-- start of MATERIAL SUPPLIED --

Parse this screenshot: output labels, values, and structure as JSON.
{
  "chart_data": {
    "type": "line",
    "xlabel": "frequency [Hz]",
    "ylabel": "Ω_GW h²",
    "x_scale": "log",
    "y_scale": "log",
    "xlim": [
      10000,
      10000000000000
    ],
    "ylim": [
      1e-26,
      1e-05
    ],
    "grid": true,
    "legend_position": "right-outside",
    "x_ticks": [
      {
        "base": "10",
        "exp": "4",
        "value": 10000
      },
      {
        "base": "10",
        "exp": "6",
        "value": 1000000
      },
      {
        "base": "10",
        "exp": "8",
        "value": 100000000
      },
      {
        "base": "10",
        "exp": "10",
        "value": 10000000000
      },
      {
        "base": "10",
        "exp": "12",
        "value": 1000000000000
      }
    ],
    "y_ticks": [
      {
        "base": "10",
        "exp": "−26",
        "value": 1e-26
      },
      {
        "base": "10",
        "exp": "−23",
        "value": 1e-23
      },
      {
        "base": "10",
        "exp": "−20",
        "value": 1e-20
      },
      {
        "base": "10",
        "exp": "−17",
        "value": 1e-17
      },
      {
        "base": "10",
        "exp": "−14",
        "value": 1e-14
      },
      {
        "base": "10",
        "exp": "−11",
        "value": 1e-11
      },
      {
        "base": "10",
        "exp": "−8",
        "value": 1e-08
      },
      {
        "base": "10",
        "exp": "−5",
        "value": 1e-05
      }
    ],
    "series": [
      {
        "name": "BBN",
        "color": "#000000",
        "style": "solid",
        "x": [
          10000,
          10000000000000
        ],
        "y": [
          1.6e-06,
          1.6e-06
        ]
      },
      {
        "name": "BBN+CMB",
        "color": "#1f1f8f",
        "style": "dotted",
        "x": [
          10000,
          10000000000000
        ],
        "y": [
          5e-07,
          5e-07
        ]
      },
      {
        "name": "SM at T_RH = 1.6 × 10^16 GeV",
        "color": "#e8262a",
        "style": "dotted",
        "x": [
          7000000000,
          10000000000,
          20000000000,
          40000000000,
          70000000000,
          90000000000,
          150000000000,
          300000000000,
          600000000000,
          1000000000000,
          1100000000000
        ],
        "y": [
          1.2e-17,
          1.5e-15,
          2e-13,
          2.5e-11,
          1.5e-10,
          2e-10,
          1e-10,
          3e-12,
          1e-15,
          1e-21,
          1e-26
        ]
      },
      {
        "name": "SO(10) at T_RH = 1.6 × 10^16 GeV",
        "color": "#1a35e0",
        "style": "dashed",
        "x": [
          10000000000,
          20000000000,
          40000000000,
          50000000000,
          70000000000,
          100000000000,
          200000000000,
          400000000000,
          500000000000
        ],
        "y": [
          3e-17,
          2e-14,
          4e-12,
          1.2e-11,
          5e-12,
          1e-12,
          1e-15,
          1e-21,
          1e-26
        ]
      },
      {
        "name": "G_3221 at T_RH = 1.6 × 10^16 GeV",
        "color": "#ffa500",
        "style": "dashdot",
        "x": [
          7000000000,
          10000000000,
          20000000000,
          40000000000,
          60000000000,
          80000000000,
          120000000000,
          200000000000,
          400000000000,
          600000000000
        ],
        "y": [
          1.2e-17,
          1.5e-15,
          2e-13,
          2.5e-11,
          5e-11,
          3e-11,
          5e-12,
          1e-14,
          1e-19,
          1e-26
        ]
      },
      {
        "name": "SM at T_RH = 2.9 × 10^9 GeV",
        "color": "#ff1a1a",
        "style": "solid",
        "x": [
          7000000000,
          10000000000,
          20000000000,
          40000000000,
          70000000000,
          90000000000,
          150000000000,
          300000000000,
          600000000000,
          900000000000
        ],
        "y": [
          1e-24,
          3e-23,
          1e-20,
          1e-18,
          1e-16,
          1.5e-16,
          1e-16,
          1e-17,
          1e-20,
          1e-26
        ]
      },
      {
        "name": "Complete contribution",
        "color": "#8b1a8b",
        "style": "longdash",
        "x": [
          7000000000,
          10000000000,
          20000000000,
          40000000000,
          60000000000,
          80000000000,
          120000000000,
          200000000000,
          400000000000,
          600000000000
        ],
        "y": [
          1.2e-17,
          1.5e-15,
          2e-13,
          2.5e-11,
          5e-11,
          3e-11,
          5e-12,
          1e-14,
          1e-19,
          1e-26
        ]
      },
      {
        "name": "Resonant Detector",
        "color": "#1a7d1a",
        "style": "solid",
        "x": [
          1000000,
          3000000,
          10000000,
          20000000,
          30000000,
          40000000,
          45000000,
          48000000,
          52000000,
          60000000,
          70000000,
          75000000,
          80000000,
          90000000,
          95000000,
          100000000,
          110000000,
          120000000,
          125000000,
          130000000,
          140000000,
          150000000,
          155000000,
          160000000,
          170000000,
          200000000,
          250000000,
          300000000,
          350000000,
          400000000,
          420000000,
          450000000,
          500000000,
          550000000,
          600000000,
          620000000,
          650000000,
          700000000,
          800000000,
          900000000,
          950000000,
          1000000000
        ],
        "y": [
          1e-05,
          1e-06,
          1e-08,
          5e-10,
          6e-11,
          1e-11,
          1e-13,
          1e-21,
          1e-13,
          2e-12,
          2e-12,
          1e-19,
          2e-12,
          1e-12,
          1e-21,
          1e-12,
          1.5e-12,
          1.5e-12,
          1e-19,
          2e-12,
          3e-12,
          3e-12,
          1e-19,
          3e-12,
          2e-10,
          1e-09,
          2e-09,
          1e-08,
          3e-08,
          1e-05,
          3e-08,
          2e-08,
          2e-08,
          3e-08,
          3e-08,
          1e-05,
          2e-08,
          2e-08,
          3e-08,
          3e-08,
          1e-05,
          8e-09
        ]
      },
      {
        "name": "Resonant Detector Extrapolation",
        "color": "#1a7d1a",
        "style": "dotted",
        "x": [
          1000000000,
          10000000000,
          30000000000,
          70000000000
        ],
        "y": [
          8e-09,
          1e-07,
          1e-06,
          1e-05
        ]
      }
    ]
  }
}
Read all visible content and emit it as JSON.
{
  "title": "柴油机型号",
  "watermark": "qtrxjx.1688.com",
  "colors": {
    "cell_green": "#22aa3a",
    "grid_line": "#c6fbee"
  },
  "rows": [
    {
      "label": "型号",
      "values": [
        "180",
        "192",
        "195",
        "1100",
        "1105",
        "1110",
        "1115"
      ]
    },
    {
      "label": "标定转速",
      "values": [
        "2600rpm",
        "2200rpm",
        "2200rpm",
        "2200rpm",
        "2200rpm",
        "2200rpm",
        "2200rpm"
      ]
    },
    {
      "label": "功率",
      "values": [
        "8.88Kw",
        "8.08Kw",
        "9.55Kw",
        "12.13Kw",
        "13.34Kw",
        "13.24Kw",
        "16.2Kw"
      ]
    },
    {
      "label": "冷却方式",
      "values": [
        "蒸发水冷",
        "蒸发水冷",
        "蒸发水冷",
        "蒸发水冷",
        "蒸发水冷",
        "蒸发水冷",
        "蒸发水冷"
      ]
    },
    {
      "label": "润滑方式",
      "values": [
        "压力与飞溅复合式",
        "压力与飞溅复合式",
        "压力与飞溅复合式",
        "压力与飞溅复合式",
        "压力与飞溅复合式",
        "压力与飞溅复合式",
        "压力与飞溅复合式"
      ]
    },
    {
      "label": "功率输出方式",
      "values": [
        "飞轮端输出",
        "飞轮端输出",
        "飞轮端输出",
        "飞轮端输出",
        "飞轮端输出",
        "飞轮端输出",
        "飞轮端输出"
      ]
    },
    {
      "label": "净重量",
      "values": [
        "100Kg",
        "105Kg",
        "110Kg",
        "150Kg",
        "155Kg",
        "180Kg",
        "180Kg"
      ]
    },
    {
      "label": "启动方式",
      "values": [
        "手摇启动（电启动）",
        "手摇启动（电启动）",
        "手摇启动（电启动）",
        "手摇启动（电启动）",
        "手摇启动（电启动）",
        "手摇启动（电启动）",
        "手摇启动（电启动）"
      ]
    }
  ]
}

-- end of MATERIAL SUPPLIED --

_INSTRUCTION_
Scan the data above and copy every line with "Detector" in it.

_RESPONSE_
        "name": "Resonant Detector",
        "name": "Resonant Detector Extrapolation",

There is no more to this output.